> Exercise directions: Copy all of the material word for word, except for the pictures.

=== Entries ===

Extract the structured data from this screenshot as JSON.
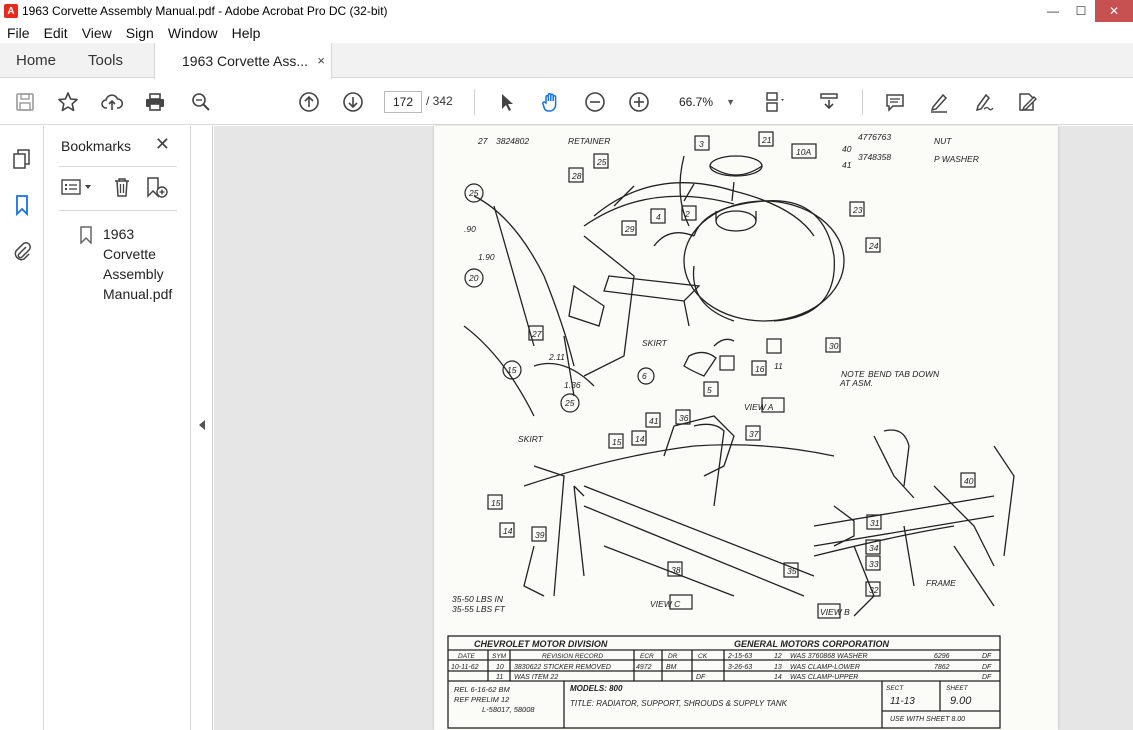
{
  "window": {
    "title": "1963 Corvette Assembly Manual.pdf - Adobe Acrobat Pro DC (32-bit)",
    "app_icon": "A",
    "min": "—",
    "max": "☐",
    "close": "✕"
  },
  "menu": [
    "File",
    "Edit",
    "View",
    "Sign",
    "Window",
    "Help"
  ],
  "tabs": {
    "home": "Home",
    "tools": "Tools",
    "document": "1963 Corvette Ass...",
    "close": "×"
  },
  "toolbar": {
    "page_current": "172",
    "page_total": "/ 342",
    "zoom": "66.7%",
    "zoom_caret": "▼"
  },
  "bookmarks": {
    "title": "Bookmarks",
    "close": "✕",
    "items": [
      {
        "label": "1963 Corvette Assembly Manual.pdf"
      }
    ]
  },
  "drawing": {
    "top_parts": [
      {
        "num": "27",
        "part": "3824802",
        "name": "RETAINER"
      },
      {
        "num": "40",
        "part": "4776763",
        "name": "NUT"
      },
      {
        "num": "41",
        "part": "3748358",
        "name": "P WASHER"
      }
    ],
    "callouts": [
      "3",
      "21",
      "10A",
      "25",
      "28",
      "29",
      "2",
      "4",
      "23",
      "24",
      "25",
      "20",
      "27",
      "30",
      "16",
      "11",
      "15",
      "25",
      "5",
      "6",
      "41",
      "36",
      "37",
      "14",
      "15",
      "15",
      "14",
      "39",
      "38",
      "35",
      "31",
      "34",
      "33",
      "32",
      "40"
    ],
    "dims": [
      ".90",
      "1.90",
      "2.11",
      "1.36"
    ],
    "labels": {
      "skirt1": "SKIRT",
      "skirt2": "SKIRT",
      "note": "NOTE",
      "note_text": "BEND TAB DOWN",
      "note_text2": "AT ASM.",
      "frame": "FRAME",
      "view_a": "VIEW A",
      "view_b": "VIEW B",
      "view_c": "VIEW C"
    },
    "torque": [
      "35-50 LBS IN",
      "35-55 LBS FT"
    ],
    "title_block": {
      "division": "CHEVROLET MOTOR DIVISION",
      "corporation": "GENERAL MOTORS CORPORATION",
      "hdr_date": "DATE",
      "hdr_sym": "SYM",
      "hdr_rev": "REVISION RECORD",
      "hdr_ecr": "ECR",
      "hdr_dr": "DR",
      "hdr_ck": "CK",
      "rev1_date": "10-11-62",
      "rev1_sym": "10",
      "rev1_text": "3830622 STICKER REMOVED",
      "rev1_ecr": "4972",
      "rev1_dr": "BM",
      "rev2_sym": "11",
      "rev2_text": "WAS ITEM 22",
      "rev2_dr": "DF",
      "rev3_date": "2-15-63",
      "rev3_sym": "12",
      "rev3_text": "WAS 3760868 WASHER",
      "rev3_ecr": "6296",
      "rev3_dr": "DF",
      "rev4_date": "3-26-63",
      "rev4_sym": "13",
      "rev4_text": "WAS CLAMP-LOWER",
      "rev4_ecr": "7862",
      "rev4_dr": "DF",
      "rev5_sym": "14",
      "rev5_text": "WAS CLAMP-UPPER",
      "rev5_dr": "DF",
      "rel": "REL 6-16-62 BM",
      "ref": "REF PRELIM 12",
      "lnum": "L-58017, 58008",
      "models": "MODELS: 800",
      "title": "TITLE: RADIATOR, SUPPORT, SHROUDS & SUPPLY TANK",
      "sect_label": "SECT",
      "sect": "11-13",
      "sheet_label": "SHEET",
      "sheet": "9.00",
      "use_with": "USE WITH SHEET 8.00"
    }
  }
}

===

> Result:
Extract the structured data from this screenshot as JSON.
{
  "window": {
    "title": "1963 Corvette Assembly Manual.pdf - Adobe Acrobat Pro DC (32-bit)",
    "app_icon": "A",
    "min": "—",
    "max": "☐",
    "close": "✕"
  },
  "menu": [
    "File",
    "Edit",
    "View",
    "Sign",
    "Window",
    "Help"
  ],
  "tabs": {
    "home": "Home",
    "tools": "Tools",
    "document": "1963 Corvette Ass...",
    "close": "×"
  },
  "toolbar": {
    "page_current": "172",
    "page_total": "/ 342",
    "zoom": "66.7%",
    "zoom_caret": "▼"
  },
  "bookmarks": {
    "title": "Bookmarks",
    "close": "✕",
    "items": [
      {
        "label": "1963 Corvette Assembly Manual.pdf"
      }
    ]
  },
  "drawing": {
    "top_parts": [
      {
        "num": "27",
        "part": "3824802",
        "name": "RETAINER"
      },
      {
        "num": "40",
        "part": "4776763",
        "name": "NUT"
      },
      {
        "num": "41",
        "part": "3748358",
        "name": "P WASHER"
      }
    ],
    "callouts": [
      "3",
      "21",
      "10A",
      "25",
      "28",
      "29",
      "2",
      "4",
      "23",
      "24",
      "25",
      "20",
      "27",
      "30",
      "16",
      "11",
      "15",
      "25",
      "5",
      "6",
      "41",
      "36",
      "37",
      "14",
      "15",
      "15",
      "14",
      "39",
      "38",
      "35",
      "31",
      "34",
      "33",
      "32",
      "40"
    ],
    "dims": [
      ".90",
      "1.90",
      "2.11",
      "1.36"
    ],
    "labels": {
      "skirt1": "SKIRT",
      "skirt2": "SKIRT",
      "note": "NOTE",
      "note_text": "BEND TAB DOWN",
      "note_text2": "AT ASM.",
      "frame": "FRAME",
      "view_a": "VIEW A",
      "view_b": "VIEW B",
      "view_c": "VIEW C"
    },
    "torque": [
      "35-50 LBS IN",
      "35-55 LBS FT"
    ],
    "title_block": {
      "division": "CHEVROLET MOTOR DIVISION",
      "corporation": "GENERAL MOTORS CORPORATION",
      "hdr_date": "DATE",
      "hdr_sym": "SYM",
      "hdr_rev": "REVISION RECORD",
      "hdr_ecr": "ECR",
      "hdr_dr": "DR",
      "hdr_ck": "CK",
      "rev1_date": "10-11-62",
      "rev1_sym": "10",
      "rev1_text": "3830622 STICKER REMOVED",
      "rev1_ecr": "4972",
      "rev1_dr": "BM",
      "rev2_sym": "11",
      "rev2_text": "WAS ITEM 22",
      "rev2_dr": "DF",
      "rev3_date": "2-15-63",
      "rev3_sym": "12",
      "rev3_text": "WAS 3760868 WASHER",
      "rev3_ecr": "6296",
      "rev3_dr": "DF",
      "rev4_date": "3-26-63",
      "rev4_sym": "13",
      "rev4_text": "WAS CLAMP-LOWER",
      "rev4_ecr": "7862",
      "rev4_dr": "DF",
      "rev5_sym": "14",
      "rev5_text": "WAS CLAMP-UPPER",
      "rev5_dr": "DF",
      "rel": "REL 6-16-62 BM",
      "ref": "REF PRELIM 12",
      "lnum": "L-58017, 58008",
      "models": "MODELS: 800",
      "title": "TITLE: RADIATOR, SUPPORT, SHROUDS & SUPPLY TANK",
      "sect_label": "SECT",
      "sect": "11-13",
      "sheet_label": "SHEET",
      "sheet": "9.00",
      "use_with": "USE WITH SHEET 8.00"
    }
  }
}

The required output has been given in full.